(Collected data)
--- --- ---

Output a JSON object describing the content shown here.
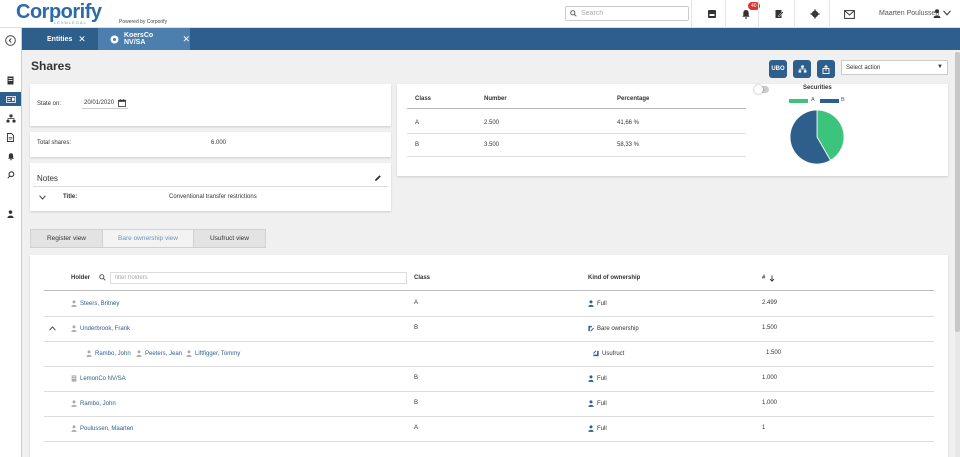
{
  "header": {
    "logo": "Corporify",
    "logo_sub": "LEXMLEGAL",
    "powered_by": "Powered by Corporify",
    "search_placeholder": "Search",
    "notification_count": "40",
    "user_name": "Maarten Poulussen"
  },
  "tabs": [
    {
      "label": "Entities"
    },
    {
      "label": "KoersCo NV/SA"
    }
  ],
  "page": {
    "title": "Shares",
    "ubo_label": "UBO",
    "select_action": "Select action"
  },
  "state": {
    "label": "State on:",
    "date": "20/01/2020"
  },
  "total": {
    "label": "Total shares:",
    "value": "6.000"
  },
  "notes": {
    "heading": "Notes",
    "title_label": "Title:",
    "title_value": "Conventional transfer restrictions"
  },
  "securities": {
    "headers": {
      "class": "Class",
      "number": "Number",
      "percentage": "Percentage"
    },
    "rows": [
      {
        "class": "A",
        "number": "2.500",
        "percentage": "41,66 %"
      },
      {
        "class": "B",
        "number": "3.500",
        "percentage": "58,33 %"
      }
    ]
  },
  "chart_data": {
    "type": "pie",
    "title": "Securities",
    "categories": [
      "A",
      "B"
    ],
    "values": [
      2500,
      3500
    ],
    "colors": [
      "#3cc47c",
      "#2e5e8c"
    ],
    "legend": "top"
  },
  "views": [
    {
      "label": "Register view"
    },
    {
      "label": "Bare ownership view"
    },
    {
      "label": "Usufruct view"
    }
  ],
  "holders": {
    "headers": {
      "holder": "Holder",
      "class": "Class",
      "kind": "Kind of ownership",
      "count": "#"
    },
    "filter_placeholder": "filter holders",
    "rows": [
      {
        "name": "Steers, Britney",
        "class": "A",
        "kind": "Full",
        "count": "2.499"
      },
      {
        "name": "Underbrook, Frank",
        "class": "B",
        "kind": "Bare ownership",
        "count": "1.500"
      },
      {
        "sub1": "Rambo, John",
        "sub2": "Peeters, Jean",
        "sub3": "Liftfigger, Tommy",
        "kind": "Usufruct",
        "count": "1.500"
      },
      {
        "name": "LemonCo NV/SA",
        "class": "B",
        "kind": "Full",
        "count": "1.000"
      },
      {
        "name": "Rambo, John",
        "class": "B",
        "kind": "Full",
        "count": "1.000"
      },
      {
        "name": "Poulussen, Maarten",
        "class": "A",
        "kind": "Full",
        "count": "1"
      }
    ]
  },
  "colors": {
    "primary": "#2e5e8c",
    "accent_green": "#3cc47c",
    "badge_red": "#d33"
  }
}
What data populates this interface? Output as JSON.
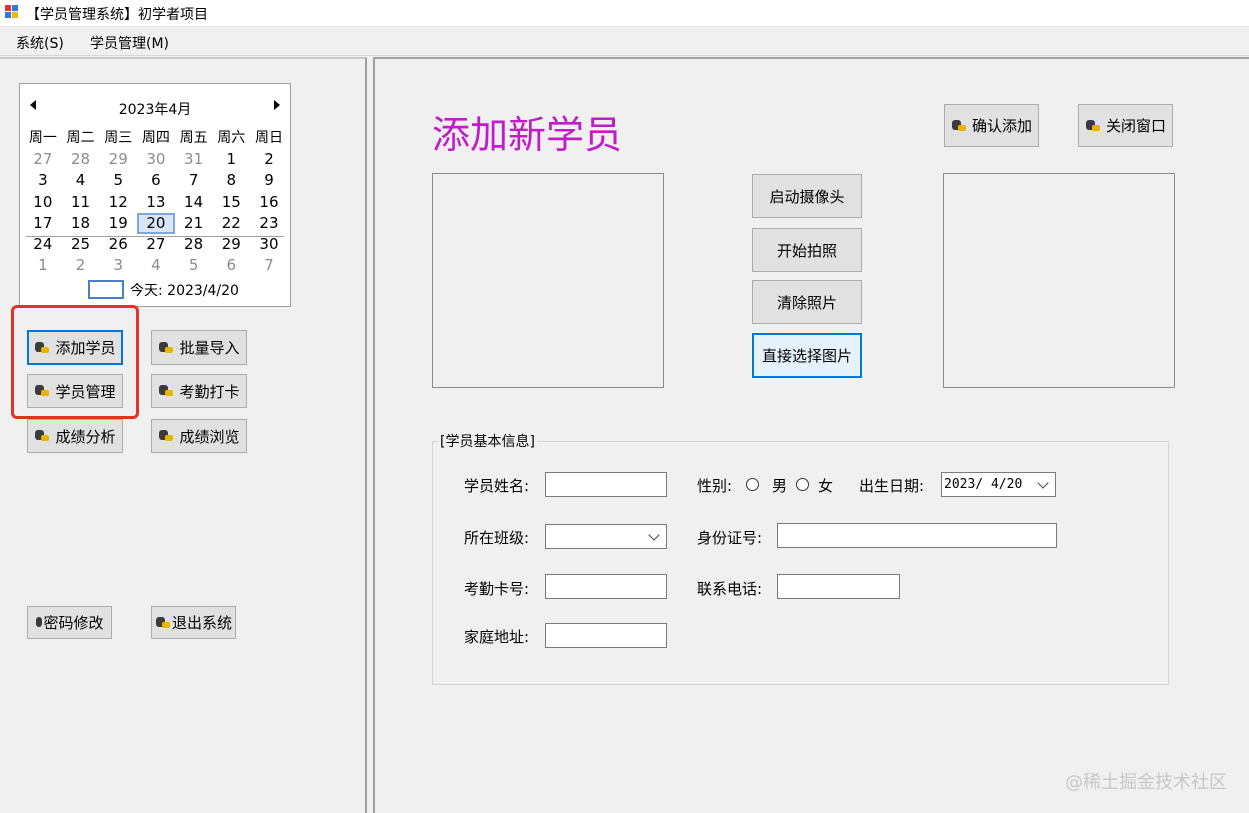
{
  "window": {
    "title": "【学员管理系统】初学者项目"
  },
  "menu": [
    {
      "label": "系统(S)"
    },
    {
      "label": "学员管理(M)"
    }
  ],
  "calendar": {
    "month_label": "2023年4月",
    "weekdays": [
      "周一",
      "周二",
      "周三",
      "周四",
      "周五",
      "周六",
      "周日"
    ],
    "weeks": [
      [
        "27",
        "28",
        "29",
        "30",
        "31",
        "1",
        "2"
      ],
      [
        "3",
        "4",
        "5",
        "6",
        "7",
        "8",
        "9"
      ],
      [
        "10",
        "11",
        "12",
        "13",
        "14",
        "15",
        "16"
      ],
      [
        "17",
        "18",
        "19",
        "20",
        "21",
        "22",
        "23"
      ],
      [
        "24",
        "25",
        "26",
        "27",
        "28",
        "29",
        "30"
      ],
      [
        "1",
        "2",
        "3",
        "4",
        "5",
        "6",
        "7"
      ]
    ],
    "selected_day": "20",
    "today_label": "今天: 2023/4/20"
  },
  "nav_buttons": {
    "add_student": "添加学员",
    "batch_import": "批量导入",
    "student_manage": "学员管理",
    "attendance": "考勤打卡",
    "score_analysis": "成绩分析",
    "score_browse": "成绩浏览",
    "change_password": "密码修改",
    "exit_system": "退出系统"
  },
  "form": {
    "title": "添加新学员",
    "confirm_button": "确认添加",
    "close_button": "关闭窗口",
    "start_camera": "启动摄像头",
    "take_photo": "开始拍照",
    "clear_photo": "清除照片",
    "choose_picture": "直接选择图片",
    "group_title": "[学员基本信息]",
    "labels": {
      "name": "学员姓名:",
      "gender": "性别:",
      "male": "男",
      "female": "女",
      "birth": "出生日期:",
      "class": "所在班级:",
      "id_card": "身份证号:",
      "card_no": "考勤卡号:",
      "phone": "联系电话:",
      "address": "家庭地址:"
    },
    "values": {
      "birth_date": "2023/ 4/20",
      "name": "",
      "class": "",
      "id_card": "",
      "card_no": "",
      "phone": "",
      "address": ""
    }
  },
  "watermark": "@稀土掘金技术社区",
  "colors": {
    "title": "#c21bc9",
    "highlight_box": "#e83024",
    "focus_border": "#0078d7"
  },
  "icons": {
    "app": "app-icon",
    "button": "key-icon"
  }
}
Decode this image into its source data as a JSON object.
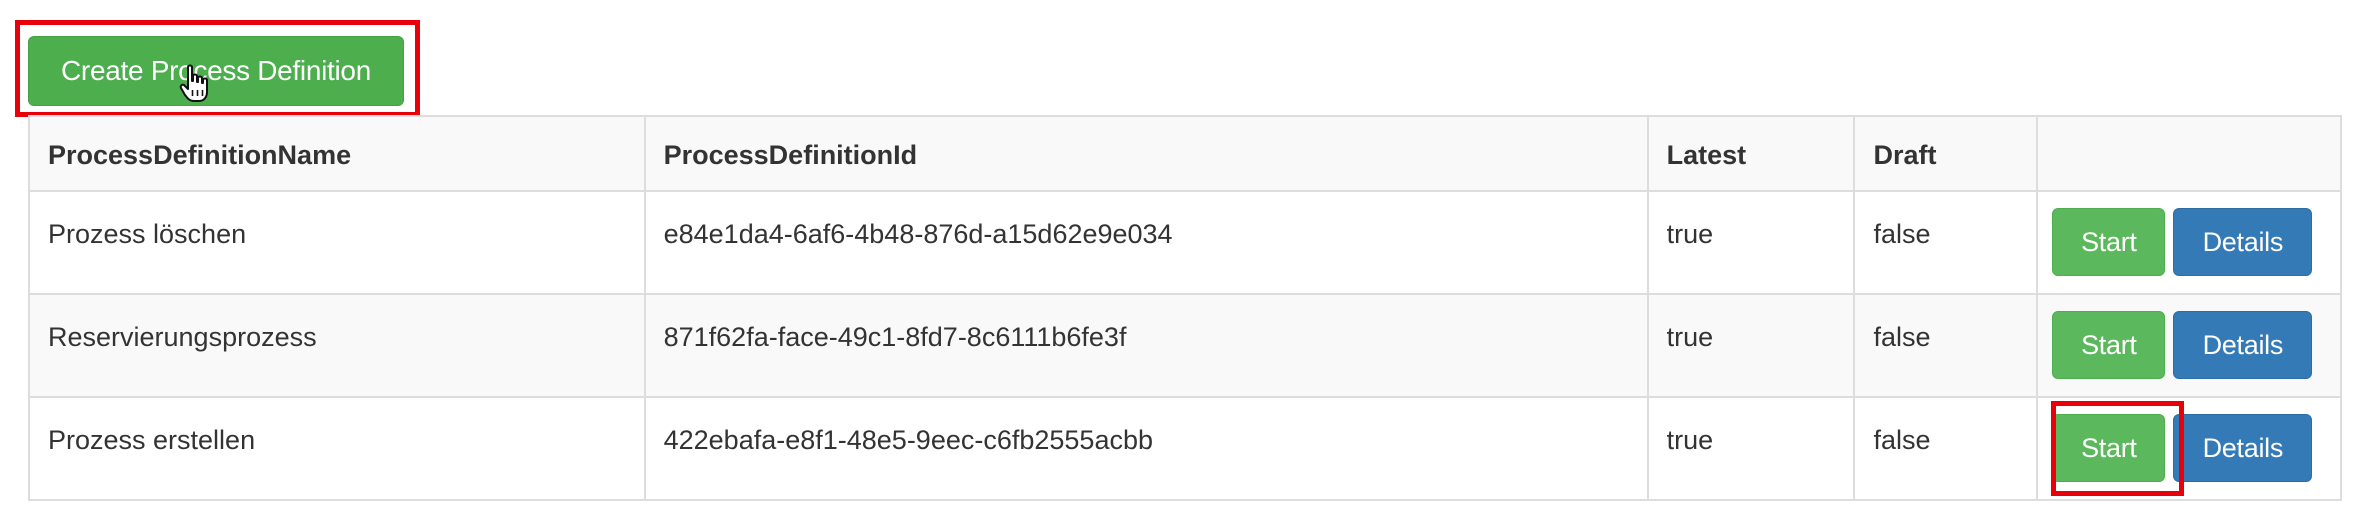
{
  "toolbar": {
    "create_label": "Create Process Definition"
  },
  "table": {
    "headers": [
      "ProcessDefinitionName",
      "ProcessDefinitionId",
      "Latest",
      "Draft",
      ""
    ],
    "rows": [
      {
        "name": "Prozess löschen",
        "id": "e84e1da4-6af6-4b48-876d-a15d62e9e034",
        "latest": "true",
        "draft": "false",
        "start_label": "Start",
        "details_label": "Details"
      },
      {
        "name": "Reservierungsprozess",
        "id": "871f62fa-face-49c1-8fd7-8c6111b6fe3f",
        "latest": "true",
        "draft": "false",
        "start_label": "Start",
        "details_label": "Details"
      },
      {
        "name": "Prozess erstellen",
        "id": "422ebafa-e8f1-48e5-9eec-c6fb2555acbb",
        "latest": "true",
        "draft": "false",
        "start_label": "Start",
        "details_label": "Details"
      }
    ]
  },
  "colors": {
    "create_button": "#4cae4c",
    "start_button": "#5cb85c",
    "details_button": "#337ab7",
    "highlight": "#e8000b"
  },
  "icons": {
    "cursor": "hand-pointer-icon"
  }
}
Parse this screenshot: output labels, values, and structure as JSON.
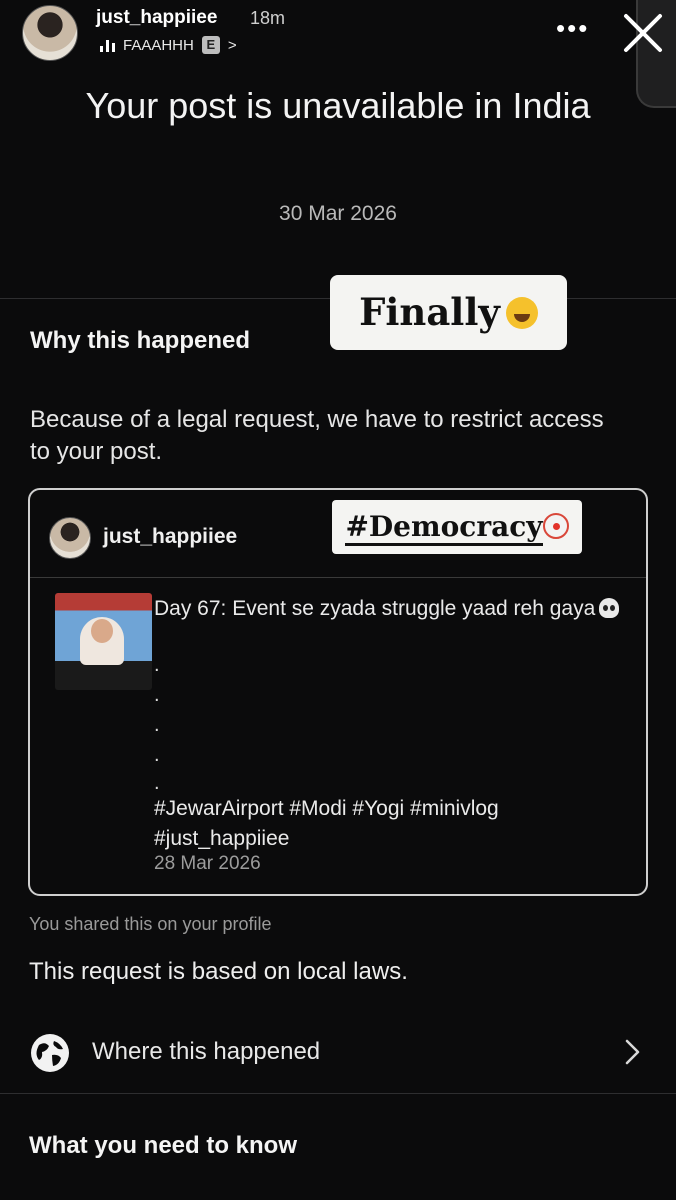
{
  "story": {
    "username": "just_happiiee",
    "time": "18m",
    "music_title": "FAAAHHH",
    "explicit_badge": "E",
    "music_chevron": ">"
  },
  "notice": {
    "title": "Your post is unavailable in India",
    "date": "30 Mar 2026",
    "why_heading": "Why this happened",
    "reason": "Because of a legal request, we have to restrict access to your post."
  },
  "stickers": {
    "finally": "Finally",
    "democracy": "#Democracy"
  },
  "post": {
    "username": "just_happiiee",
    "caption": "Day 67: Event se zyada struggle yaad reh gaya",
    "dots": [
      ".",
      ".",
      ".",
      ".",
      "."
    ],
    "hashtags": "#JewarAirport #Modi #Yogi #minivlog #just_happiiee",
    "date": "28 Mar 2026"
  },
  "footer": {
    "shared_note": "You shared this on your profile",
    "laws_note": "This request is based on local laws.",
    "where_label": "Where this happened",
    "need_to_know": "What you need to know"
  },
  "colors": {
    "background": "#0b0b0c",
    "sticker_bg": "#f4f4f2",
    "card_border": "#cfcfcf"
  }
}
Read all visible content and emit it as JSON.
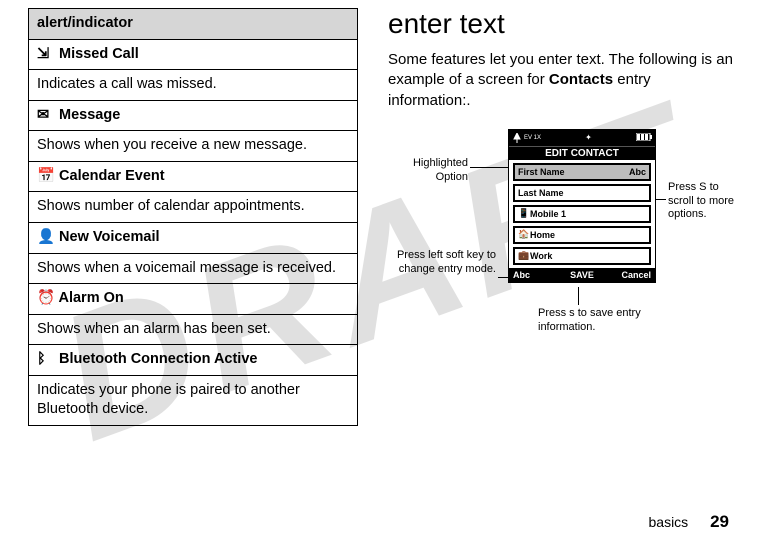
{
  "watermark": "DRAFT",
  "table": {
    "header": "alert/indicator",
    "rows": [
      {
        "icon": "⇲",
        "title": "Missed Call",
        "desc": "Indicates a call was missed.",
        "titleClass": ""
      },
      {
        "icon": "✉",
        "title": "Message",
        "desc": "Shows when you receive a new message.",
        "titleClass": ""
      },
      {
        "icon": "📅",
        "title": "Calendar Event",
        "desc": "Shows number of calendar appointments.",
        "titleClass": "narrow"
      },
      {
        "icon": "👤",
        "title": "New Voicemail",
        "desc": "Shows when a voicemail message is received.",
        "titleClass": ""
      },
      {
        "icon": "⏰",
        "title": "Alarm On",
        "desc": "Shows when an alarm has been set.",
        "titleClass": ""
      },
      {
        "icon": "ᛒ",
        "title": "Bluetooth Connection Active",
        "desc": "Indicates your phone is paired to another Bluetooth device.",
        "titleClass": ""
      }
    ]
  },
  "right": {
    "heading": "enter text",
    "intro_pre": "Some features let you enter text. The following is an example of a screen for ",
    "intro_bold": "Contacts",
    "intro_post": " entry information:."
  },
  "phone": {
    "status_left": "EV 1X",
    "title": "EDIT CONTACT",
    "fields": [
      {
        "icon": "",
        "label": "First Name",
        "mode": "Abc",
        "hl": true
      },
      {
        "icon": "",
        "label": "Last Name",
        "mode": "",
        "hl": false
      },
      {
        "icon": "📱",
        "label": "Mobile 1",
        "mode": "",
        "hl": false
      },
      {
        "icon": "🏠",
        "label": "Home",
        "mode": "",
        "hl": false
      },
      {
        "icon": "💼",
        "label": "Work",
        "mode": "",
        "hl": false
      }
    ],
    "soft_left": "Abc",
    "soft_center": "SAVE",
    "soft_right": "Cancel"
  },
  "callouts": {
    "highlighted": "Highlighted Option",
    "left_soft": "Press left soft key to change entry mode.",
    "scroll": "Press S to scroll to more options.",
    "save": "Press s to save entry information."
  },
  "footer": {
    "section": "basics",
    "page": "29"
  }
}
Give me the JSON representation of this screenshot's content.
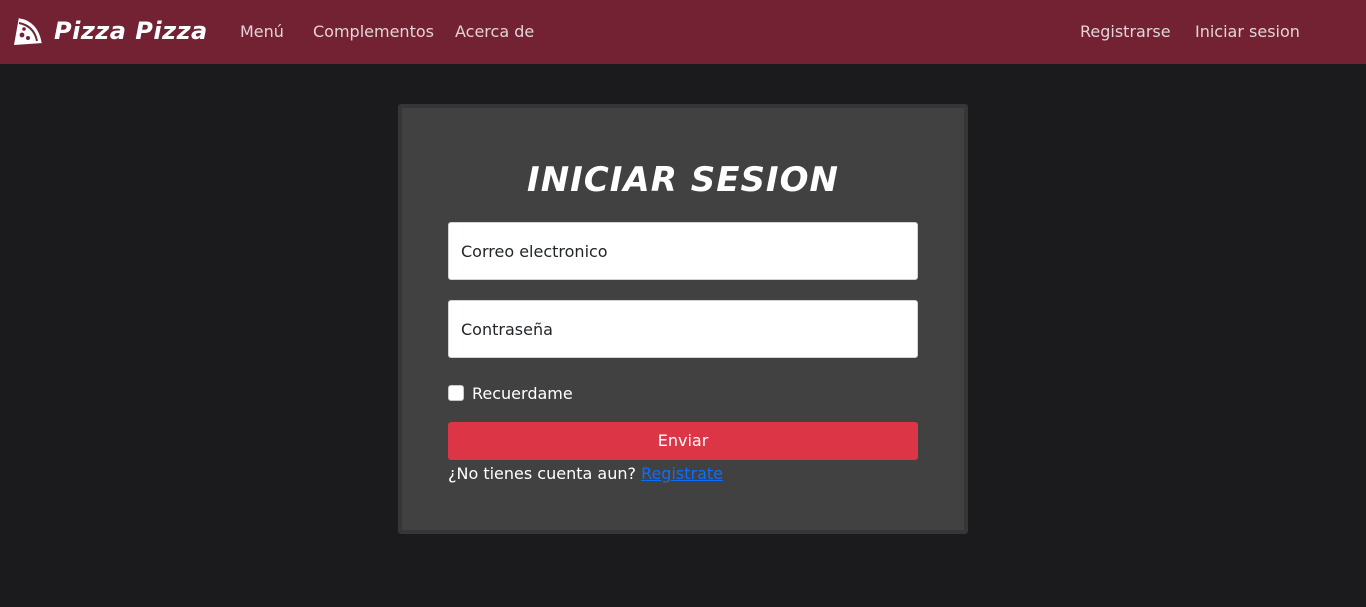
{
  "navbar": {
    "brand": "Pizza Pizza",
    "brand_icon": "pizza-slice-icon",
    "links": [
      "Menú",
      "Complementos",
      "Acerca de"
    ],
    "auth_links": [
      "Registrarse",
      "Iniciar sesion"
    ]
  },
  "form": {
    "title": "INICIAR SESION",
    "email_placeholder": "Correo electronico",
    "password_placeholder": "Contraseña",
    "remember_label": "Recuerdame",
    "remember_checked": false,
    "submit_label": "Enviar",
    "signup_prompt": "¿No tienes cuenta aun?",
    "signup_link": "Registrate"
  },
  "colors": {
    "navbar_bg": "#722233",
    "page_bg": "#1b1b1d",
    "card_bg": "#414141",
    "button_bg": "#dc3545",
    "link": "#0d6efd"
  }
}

--- --- ---

=== The exercise ===
Give only the count of lines in the data that include the string "phone".

=== Solution for this exercise ===
4